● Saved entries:
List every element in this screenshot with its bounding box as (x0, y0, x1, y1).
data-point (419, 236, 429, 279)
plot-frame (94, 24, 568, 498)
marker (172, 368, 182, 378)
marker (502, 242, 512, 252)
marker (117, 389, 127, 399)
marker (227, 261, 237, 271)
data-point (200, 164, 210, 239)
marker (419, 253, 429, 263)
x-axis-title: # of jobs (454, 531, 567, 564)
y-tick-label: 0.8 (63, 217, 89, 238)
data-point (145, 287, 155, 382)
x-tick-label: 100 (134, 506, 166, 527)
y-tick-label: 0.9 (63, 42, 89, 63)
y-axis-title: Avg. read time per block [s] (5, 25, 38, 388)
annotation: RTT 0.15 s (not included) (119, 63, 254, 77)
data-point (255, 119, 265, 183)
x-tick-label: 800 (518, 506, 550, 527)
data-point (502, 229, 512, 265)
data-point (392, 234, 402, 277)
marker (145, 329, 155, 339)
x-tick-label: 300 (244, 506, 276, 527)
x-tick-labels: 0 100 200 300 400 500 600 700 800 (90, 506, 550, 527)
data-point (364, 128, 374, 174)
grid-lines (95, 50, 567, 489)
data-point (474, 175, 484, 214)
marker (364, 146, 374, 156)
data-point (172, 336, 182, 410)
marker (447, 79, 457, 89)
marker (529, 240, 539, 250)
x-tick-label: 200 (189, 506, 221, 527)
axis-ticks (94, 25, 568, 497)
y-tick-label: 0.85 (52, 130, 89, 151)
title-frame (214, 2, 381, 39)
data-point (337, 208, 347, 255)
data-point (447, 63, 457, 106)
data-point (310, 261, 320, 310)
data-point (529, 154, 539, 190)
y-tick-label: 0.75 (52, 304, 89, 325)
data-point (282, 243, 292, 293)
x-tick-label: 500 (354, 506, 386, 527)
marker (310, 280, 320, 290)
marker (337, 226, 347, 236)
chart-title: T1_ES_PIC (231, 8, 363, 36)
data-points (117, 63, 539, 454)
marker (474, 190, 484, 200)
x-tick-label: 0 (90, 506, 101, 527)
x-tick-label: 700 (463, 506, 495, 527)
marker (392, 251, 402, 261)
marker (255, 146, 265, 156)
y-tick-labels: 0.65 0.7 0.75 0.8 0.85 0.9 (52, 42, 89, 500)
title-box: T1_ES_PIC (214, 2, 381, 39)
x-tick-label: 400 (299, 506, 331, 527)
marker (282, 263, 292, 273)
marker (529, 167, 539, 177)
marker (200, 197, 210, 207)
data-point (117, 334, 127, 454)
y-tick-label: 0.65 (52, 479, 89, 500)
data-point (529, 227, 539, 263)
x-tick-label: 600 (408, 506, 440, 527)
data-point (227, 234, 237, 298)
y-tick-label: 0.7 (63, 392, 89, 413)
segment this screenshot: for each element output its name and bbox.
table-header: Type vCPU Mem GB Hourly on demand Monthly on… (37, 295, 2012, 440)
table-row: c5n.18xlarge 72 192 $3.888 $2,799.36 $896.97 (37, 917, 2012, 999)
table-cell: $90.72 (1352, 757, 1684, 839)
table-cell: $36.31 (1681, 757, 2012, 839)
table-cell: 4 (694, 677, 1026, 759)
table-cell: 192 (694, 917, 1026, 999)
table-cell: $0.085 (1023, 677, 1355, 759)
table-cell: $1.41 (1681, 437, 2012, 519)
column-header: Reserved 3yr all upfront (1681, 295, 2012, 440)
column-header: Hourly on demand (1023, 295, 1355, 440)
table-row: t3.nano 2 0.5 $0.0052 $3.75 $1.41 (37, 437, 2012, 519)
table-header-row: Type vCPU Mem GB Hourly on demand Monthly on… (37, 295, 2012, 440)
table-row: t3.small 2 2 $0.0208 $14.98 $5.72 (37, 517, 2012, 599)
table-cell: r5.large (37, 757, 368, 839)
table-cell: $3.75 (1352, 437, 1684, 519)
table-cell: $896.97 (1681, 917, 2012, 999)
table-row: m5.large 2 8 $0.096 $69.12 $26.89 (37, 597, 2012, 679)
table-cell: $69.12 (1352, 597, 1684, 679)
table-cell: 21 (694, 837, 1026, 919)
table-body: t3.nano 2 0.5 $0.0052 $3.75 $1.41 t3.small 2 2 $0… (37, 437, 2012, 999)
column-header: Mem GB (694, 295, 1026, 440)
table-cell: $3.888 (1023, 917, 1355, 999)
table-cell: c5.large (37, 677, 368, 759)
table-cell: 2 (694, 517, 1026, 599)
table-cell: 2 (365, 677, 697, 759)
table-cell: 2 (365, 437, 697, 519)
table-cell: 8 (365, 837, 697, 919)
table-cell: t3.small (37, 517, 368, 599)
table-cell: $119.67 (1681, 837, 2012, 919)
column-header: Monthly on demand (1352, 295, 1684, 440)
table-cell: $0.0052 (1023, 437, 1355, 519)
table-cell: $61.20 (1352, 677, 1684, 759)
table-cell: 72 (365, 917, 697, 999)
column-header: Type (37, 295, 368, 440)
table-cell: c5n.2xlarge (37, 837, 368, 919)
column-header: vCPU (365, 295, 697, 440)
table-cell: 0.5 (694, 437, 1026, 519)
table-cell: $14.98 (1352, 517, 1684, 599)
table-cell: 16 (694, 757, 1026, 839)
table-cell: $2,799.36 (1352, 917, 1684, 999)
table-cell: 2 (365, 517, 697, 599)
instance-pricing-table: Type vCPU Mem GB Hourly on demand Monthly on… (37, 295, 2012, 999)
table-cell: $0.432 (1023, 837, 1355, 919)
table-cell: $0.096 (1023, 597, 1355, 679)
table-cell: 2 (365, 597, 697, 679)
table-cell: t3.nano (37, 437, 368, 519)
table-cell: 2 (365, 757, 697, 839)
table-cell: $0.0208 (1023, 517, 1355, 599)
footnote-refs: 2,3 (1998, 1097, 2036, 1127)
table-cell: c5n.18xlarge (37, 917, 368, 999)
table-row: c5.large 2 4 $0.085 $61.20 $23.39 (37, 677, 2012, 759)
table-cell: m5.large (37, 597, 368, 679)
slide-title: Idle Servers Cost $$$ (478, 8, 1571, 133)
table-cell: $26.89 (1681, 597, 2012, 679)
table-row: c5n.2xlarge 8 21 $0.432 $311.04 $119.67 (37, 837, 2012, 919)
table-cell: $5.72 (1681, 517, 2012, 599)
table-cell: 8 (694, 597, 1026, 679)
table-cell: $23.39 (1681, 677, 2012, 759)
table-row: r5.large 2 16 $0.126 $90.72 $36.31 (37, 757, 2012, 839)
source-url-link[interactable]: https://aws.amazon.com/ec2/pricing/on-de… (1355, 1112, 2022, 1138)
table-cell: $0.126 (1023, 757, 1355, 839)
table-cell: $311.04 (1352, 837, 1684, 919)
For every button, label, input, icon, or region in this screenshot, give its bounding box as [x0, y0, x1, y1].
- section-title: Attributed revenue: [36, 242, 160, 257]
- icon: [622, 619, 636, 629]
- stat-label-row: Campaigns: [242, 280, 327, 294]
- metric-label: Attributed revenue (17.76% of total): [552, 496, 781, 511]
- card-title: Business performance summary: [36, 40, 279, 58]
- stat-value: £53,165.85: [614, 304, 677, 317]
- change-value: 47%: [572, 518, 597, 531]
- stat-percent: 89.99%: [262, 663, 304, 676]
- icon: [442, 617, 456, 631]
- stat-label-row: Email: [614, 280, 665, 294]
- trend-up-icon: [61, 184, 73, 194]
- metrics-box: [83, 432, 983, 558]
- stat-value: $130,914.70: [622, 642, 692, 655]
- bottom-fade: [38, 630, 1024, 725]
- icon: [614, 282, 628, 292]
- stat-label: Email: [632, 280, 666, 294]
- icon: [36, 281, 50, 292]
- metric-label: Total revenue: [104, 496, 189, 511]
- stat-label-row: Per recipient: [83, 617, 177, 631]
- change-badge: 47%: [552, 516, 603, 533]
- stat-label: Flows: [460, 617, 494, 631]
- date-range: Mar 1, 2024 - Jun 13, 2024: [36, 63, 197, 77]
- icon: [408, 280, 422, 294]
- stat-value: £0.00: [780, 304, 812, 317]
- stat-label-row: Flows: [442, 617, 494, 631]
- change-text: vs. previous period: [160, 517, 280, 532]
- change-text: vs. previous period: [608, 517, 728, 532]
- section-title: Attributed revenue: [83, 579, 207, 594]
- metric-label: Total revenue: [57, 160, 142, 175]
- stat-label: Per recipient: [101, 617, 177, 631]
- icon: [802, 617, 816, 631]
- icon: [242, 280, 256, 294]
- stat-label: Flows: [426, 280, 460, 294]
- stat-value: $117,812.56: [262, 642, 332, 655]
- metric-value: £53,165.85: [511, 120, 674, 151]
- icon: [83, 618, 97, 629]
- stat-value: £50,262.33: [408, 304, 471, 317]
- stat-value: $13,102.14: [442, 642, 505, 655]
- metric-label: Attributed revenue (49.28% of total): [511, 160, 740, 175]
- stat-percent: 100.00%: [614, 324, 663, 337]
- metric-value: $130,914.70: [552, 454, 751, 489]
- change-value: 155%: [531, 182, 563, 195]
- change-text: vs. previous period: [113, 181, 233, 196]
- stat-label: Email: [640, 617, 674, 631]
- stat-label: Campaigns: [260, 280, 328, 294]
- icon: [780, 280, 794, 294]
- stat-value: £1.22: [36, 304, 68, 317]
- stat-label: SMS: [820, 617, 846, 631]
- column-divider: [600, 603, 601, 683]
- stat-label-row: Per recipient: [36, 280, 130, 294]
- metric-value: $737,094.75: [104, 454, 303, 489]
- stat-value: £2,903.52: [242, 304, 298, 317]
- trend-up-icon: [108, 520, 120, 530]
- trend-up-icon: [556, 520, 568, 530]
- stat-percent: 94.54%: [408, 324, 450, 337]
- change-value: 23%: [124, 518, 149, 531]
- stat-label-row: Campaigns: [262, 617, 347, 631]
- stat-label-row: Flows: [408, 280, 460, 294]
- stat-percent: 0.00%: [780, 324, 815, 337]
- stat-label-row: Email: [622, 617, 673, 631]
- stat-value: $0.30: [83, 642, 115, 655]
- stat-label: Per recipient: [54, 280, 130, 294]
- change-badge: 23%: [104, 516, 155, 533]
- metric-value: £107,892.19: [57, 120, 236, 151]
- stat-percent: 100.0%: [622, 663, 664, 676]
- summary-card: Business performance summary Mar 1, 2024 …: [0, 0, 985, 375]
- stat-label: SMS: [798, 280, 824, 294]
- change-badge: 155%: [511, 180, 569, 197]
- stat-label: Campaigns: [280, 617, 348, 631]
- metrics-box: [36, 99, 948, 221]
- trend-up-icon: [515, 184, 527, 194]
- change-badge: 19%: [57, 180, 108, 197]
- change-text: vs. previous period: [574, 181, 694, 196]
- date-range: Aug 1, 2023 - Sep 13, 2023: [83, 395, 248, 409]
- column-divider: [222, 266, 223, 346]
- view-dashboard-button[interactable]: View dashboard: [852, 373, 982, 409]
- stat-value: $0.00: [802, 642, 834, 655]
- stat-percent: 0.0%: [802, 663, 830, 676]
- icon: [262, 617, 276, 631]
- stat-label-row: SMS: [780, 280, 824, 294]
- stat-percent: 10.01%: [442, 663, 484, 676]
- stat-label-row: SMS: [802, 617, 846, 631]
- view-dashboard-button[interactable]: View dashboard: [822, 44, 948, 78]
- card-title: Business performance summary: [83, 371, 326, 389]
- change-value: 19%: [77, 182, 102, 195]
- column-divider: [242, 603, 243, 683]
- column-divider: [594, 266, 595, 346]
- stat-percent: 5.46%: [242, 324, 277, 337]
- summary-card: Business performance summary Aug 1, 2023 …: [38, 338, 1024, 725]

● What to produce: Reproduce the records verbatim, starting from their first line and ending with the line that contains "data-point (172, 336, 182, 410)", both lines included.

● Worked solution:
List every element in this screenshot with its bounding box as (x0, y0, x1, y1).
data-point (419, 236, 429, 279)
plot-frame (94, 24, 568, 498)
marker (172, 368, 182, 378)
marker (502, 242, 512, 252)
marker (117, 389, 127, 399)
marker (227, 261, 237, 271)
data-point (200, 164, 210, 239)
marker (419, 253, 429, 263)
x-axis-title: # of jobs (454, 531, 567, 564)
y-tick-label: 0.8 (63, 217, 89, 238)
data-point (145, 287, 155, 382)
x-tick-label: 100 (134, 506, 166, 527)
y-tick-label: 0.9 (63, 42, 89, 63)
y-axis-title: Avg. read time per block [s] (5, 25, 38, 388)
annotation: RTT 0.15 s (not included) (119, 63, 254, 77)
data-point (255, 119, 265, 183)
x-tick-label: 800 (518, 506, 550, 527)
data-point (502, 229, 512, 265)
data-point (392, 234, 402, 277)
marker (145, 329, 155, 339)
x-tick-label: 300 (244, 506, 276, 527)
x-tick-labels: 0 100 200 300 400 500 600 700 800 (90, 506, 550, 527)
data-point (364, 128, 374, 174)
grid-lines (95, 50, 567, 489)
data-point (474, 175, 484, 214)
marker (364, 146, 374, 156)
data-point (172, 336, 182, 410)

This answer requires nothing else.